§ **WHAT NEEDS TO BE DONE**: Copy out all the lines exactly. Omit pictures.

§ **RECORD SET**:
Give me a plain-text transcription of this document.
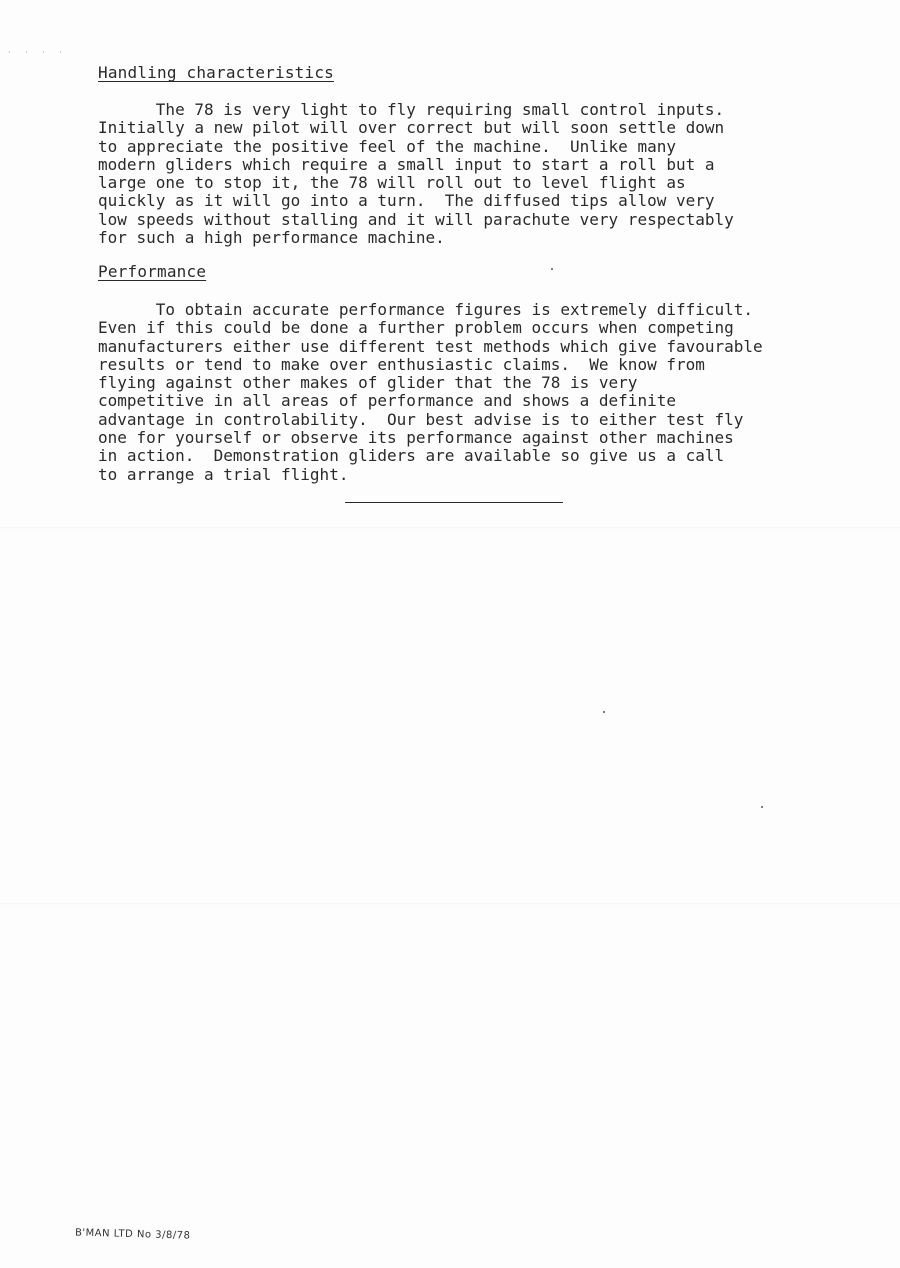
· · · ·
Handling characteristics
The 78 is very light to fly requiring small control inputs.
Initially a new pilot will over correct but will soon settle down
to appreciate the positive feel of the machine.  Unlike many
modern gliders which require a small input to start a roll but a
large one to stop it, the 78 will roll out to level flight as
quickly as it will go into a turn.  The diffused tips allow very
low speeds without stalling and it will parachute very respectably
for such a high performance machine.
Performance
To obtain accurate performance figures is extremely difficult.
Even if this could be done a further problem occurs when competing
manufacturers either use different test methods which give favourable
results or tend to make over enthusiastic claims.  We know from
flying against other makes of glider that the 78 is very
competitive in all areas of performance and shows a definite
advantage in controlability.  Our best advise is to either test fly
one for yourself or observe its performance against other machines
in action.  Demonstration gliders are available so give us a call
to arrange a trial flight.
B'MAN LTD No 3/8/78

§ **OUTPUT OF THE TASK**:
Give me a plain-text transcription of this document.
· · · ·
Handling characteristics
The 78 is very light to fly requiring small control inputs.
Initially a new pilot will over correct but will soon settle down
to appreciate the positive feel of the machine.  Unlike many
modern gliders which require a small input to start a roll but a
large one to stop it, the 78 will roll out to level flight as
quickly as it will go into a turn.  The diffused tips allow very
low speeds without stalling and it will parachute very respectably
for such a high performance machine.
Performance
To obtain accurate performance figures is extremely difficult.
Even if this could be done a further problem occurs when competing
manufacturers either use different test methods which give favourable
results or tend to make over enthusiastic claims.  We know from
flying against other makes of glider that the 78 is very
competitive in all areas of performance and shows a definite
advantage in controlability.  Our best advise is to either test fly
one for yourself or observe its performance against other machines
in action.  Demonstration gliders are available so give us a call
to arrange a trial flight.
B'MAN LTD No 3/8/78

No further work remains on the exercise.